*** Page text ***
Ookay! Let's go, Mr. Pus!
Would you please be so kind and find all the ten fun differences here:

Az săm b*ă*lgarche*. *Ob*i*cham
n*a*shite planin*i *zel*e*ni*,
*b*ă*lgarin da se nar*i*cham -
p*ă*rva r*a*dost e za m*e*ne*.*

aaand now - the Jazikot:

Jas sum B*u*garche. Gi s*a*kam
n*a*shite pl*a*nini z*e*leni,
B*u*garin da se nar*e*kuvam -
p*r*va r*a*dost e za m*e*ne.



P.P. Zoshto be zanimavash i tuka so istoto? Ne ti se zdodeja?


----------



## DenisBiH

Erm, if I may make a suggestion? The previous thread was closed because of rule relating to possible copyright infringement, if I'm not mistaken? Well, if that's the only reason, if anyone has plenty of folk songs, it is the peoples of the Balkans. Now, I believe it's highly unlikely that folk songs' lyrics are under some copyright, so perhaps they could be used for these side by side comparisons? That is, of course, if no other rules are being broken.

I for one would like to see what the lyrics of the Serbian version of this folk song look like in Macedonian and Bulgarian. The dialect is that of Southeast Serbia, I believe, somewhat closer to Macedonian and Bulgarian. (I know there are distinct Macedonian and Bulgarian versions of that song as well, with different lyrics, but I'm not talking about them at the moment).

The Serbian version:


> Ruse kose, curo, imaš / žališ li gi ti? / Aman, da gi žalam, ne bi ti gi dala / da gi mrsiš ti.
> Belo lice, curo, imaš / žališ li ga ti? / Aman, da go žalam ne bi ti go dala / da go ljubiš ti.
> Medna usta, curo, imaš / žališ li gi ti? / Aman, da gi žalam, ne bi ti gi dala / da gi piješ ti.



(By the way, the lyrics seem to be incomplete. There should be another stanza with _Crne oči, curo, imaš_...)


----------



## lavverats

DenisBiH said:


> ....
> 
> I for one would like to see what the lyrics of the Serbian version of this folk song look like in Macedonian and Bulgarian. ...



"I'm here to fullfill all your dreams."
*** Entries provided ***
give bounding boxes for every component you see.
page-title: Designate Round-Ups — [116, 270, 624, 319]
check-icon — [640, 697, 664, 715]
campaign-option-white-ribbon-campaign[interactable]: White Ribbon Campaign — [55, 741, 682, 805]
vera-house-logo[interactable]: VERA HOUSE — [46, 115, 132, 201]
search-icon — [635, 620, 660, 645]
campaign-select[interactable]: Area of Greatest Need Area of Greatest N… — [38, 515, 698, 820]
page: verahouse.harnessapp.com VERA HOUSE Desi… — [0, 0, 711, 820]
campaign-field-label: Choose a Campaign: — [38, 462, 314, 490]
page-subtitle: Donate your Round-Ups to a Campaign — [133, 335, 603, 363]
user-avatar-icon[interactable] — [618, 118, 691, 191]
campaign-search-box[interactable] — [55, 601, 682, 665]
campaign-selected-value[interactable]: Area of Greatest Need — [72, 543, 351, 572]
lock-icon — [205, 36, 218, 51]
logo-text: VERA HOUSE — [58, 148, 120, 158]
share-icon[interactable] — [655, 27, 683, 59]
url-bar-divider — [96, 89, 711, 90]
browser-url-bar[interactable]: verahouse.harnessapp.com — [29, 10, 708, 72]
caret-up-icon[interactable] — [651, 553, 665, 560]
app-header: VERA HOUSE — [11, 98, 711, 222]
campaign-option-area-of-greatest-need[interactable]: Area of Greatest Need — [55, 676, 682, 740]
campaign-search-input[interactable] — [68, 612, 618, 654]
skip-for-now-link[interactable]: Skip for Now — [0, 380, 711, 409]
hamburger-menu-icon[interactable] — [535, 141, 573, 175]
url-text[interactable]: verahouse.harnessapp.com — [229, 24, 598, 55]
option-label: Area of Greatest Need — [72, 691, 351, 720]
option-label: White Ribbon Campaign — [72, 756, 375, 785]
***
## Exercise requirements
[1] Check these three statements against the forum thread. Answer yes or no for each, and quote the exact words from the thread that decide it.
(a) DenisBiH believes the previous thread was closed over possible copyright infringement.
(b) DenisBiH says the dialect of the Serbian version is that of Northwest Serbia.
(c) DenisBiH considers the quoted Serbian lyrics complete.
[2] According to the forum thread, which stanza does DenisBiH say is missing from the Serbian lyrics?
[3] Continue the forum thread about folk song lyrics from the point where it stops, as the next reply.

## Answer set
[1]
(a) Yes: "The previous thread was closed because of rule relating to possible copyright infringement, if I'm not mistaken?"
(b) No: "The dialect is that of Southeast Serbia, I believe"
(c) No: "the lyrics seem to be incomplete"

[2] A stanza with "Crne oči, curo, imaš".

[3]
The Bulgarian version:

"Rusi kosi, druzhke,  imash/ zhalish li gi ti?/ Aman, da gi zhalya, ne bih ti gi dala/ da gi mărsish ti.
Byalo litse, druzhke, imash/ zhalish li gi ti?/ Aman, da go zhalya, ne bih ti go dala/ da go lyubish ti.
Medeni ustni, druzhke, imash/ zhalish li gi ti?/ Aman, da gi zhalya, ne bih ti gi dala/ da gi piesh ti."

I'm not pretty sure if "cura" is "druzhka". Google says "cura"="priyatelka".
"Aman" is a turkish word not used in the literary language, but it's known by everyone.
"Usta" is "mouth" while "ustni" = "lips"


----------



## TriglavNationalPark

DenisBiH said:


> Erm, if I may make a suggestion? The previous thread was closed because of rule relating to possible copyright infringement, if I'm not mistaken? Well, if that's the only reason, if anyone has plenty of folk songs, it is the peoples of the Balkans. Now, I believe it's highly unlikely that folk songs' lyrics are under some copyright, so perhaps they could be used for these side by side comparisons? That is, of course, if no other rules are being broken.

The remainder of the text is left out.